**Data extracted from a collection:**
[BEGIN]
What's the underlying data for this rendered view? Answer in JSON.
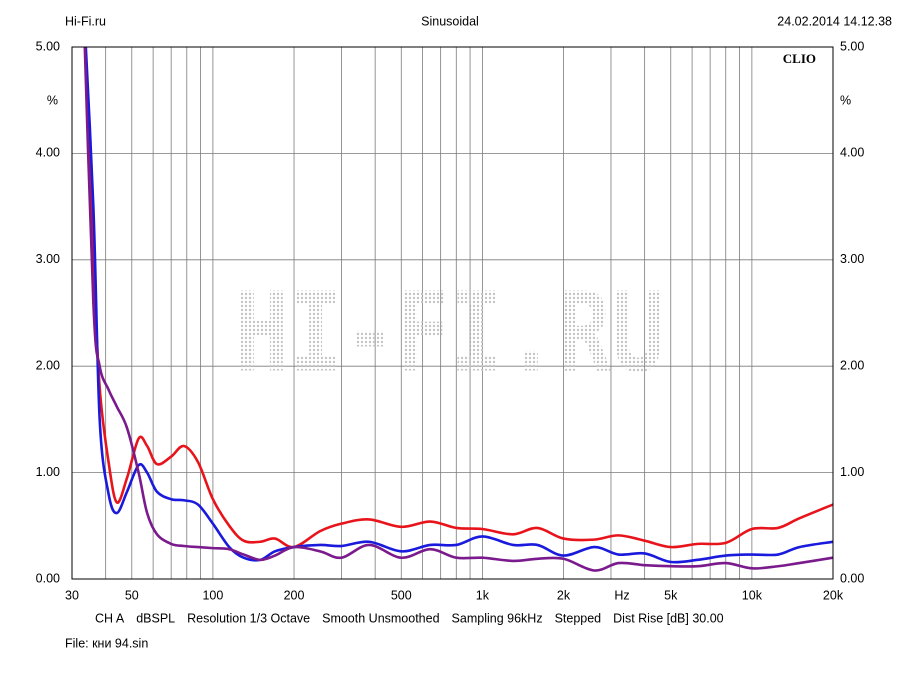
{
  "chart_data": {
    "type": "line",
    "title": "Sinusoidal",
    "source": "Hi-Fi.ru",
    "date": "24.02.2014 14.12.38",
    "brand": "CLIO",
    "watermark": "HI-FI.RU",
    "ylabel": "%",
    "xlabel": "Hz",
    "log_x": true,
    "grid": true,
    "xlim": [
      30,
      20000
    ],
    "xticks": [
      30,
      50,
      100,
      200,
      500,
      {
        "value": 1000,
        "label": "1k"
      },
      {
        "value": 2000,
        "label": "2k"
      },
      {
        "value": 5000,
        "label": "5k"
      },
      {
        "value": 10000,
        "label": "10k"
      },
      {
        "value": 20000,
        "label": "20k"
      }
    ],
    "xgrid": [
      40,
      60,
      70,
      80,
      90,
      300,
      400,
      600,
      700,
      800,
      900,
      3000,
      4000,
      6000,
      7000,
      8000,
      9000
    ],
    "ylim": [
      0,
      5
    ],
    "yticks": [
      {
        "value": 0,
        "label": "0.00"
      },
      {
        "value": 1,
        "label": "1.00"
      },
      {
        "value": 2,
        "label": "2.00"
      },
      {
        "value": 3,
        "label": "3.00"
      },
      {
        "value": 4,
        "label": "4.00"
      },
      {
        "value": 5,
        "label": "5.00"
      }
    ],
    "x": [
      33,
      36,
      38,
      41,
      44,
      48,
      53,
      57,
      62,
      70,
      78,
      88,
      100,
      115,
      130,
      150,
      170,
      200,
      250,
      300,
      380,
      500,
      640,
      800,
      1000,
      1300,
      1600,
      2000,
      2600,
      3200,
      4000,
      5000,
      6300,
      8000,
      10000,
      12500,
      15000,
      20000
    ],
    "series": [
      {
        "color": "#e8141b",
        "values": [
          5.5,
          3.0,
          1.8,
          1.1,
          0.72,
          0.95,
          1.32,
          1.25,
          1.08,
          1.15,
          1.25,
          1.1,
          0.75,
          0.5,
          0.36,
          0.35,
          0.38,
          0.3,
          0.45,
          0.52,
          0.56,
          0.49,
          0.54,
          0.48,
          0.47,
          0.42,
          0.48,
          0.38,
          0.37,
          0.41,
          0.36,
          0.3,
          0.33,
          0.34,
          0.47,
          0.48,
          0.57,
          0.7
        ]
      },
      {
        "color": "#1a1adc",
        "values": [
          5.5,
          3.5,
          1.5,
          0.8,
          0.62,
          0.82,
          1.07,
          1.0,
          0.82,
          0.75,
          0.74,
          0.7,
          0.52,
          0.3,
          0.2,
          0.18,
          0.26,
          0.3,
          0.32,
          0.31,
          0.35,
          0.26,
          0.32,
          0.32,
          0.4,
          0.32,
          0.32,
          0.22,
          0.3,
          0.23,
          0.24,
          0.16,
          0.18,
          0.22,
          0.23,
          0.23,
          0.3,
          0.35
        ]
      },
      {
        "color": "#7a1a8c",
        "values": [
          5.5,
          2.6,
          2.0,
          1.78,
          1.62,
          1.42,
          1.0,
          0.62,
          0.42,
          0.33,
          0.31,
          0.3,
          0.29,
          0.28,
          0.23,
          0.18,
          0.22,
          0.3,
          0.26,
          0.2,
          0.32,
          0.2,
          0.28,
          0.2,
          0.2,
          0.17,
          0.19,
          0.19,
          0.08,
          0.15,
          0.13,
          0.12,
          0.12,
          0.15,
          0.1,
          0.12,
          0.15,
          0.2
        ]
      }
    ],
    "notes": [
      "CH A",
      "dBSPL",
      "Resolution 1/3 Octave",
      "Smooth Unsmoothed",
      "Sampling 96kHz",
      "Stepped",
      "Dist Rise [dB] 30.00"
    ],
    "file": "File: кни 94.sin"
  }
}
[END]
Go through the listing above and quote it exactly, apart from its images.

What's the underlying data for this rendered view? Answer in JSON.
{
  "chart_data": {
    "type": "line",
    "title": "Sinusoidal",
    "source": "Hi-Fi.ru",
    "date": "24.02.2014 14.12.38",
    "brand": "CLIO",
    "watermark": "HI-FI.RU",
    "ylabel": "%",
    "xlabel": "Hz",
    "log_x": true,
    "grid": true,
    "xlim": [
      30,
      20000
    ],
    "xticks": [
      30,
      50,
      100,
      200,
      500,
      {
        "value": 1000,
        "label": "1k"
      },
      {
        "value": 2000,
        "label": "2k"
      },
      {
        "value": 5000,
        "label": "5k"
      },
      {
        "value": 10000,
        "label": "10k"
      },
      {
        "value": 20000,
        "label": "20k"
      }
    ],
    "xgrid": [
      40,
      60,
      70,
      80,
      90,
      300,
      400,
      600,
      700,
      800,
      900,
      3000,
      4000,
      6000,
      7000,
      8000,
      9000
    ],
    "ylim": [
      0,
      5
    ],
    "yticks": [
      {
        "value": 0,
        "label": "0.00"
      },
      {
        "value": 1,
        "label": "1.00"
      },
      {
        "value": 2,
        "label": "2.00"
      },
      {
        "value": 3,
        "label": "3.00"
      },
      {
        "value": 4,
        "label": "4.00"
      },
      {
        "value": 5,
        "label": "5.00"
      }
    ],
    "x": [
      33,
      36,
      38,
      41,
      44,
      48,
      53,
      57,
      62,
      70,
      78,
      88,
      100,
      115,
      130,
      150,
      170,
      200,
      250,
      300,
      380,
      500,
      640,
      800,
      1000,
      1300,
      1600,
      2000,
      2600,
      3200,
      4000,
      5000,
      6300,
      8000,
      10000,
      12500,
      15000,
      20000
    ],
    "series": [
      {
        "color": "#e8141b",
        "values": [
          5.5,
          3.0,
          1.8,
          1.1,
          0.72,
          0.95,
          1.32,
          1.25,
          1.08,
          1.15,
          1.25,
          1.1,
          0.75,
          0.5,
          0.36,
          0.35,
          0.38,
          0.3,
          0.45,
          0.52,
          0.56,
          0.49,
          0.54,
          0.48,
          0.47,
          0.42,
          0.48,
          0.38,
          0.37,
          0.41,
          0.36,
          0.3,
          0.33,
          0.34,
          0.47,
          0.48,
          0.57,
          0.7
        ]
      },
      {
        "color": "#1a1adc",
        "values": [
          5.5,
          3.5,
          1.5,
          0.8,
          0.62,
          0.82,
          1.07,
          1.0,
          0.82,
          0.75,
          0.74,
          0.7,
          0.52,
          0.3,
          0.2,
          0.18,
          0.26,
          0.3,
          0.32,
          0.31,
          0.35,
          0.26,
          0.32,
          0.32,
          0.4,
          0.32,
          0.32,
          0.22,
          0.3,
          0.23,
          0.24,
          0.16,
          0.18,
          0.22,
          0.23,
          0.23,
          0.3,
          0.35
        ]
      },
      {
        "color": "#7a1a8c",
        "values": [
          5.5,
          2.6,
          2.0,
          1.78,
          1.62,
          1.42,
          1.0,
          0.62,
          0.42,
          0.33,
          0.31,
          0.3,
          0.29,
          0.28,
          0.23,
          0.18,
          0.22,
          0.3,
          0.26,
          0.2,
          0.32,
          0.2,
          0.28,
          0.2,
          0.2,
          0.17,
          0.19,
          0.19,
          0.08,
          0.15,
          0.13,
          0.12,
          0.12,
          0.15,
          0.1,
          0.12,
          0.15,
          0.2
        ]
      }
    ],
    "notes": [
      "CH A",
      "dBSPL",
      "Resolution 1/3 Octave",
      "Smooth Unsmoothed",
      "Sampling 96kHz",
      "Stepped",
      "Dist Rise [dB] 30.00"
    ],
    "file": "File: кни 94.sin"
  }
}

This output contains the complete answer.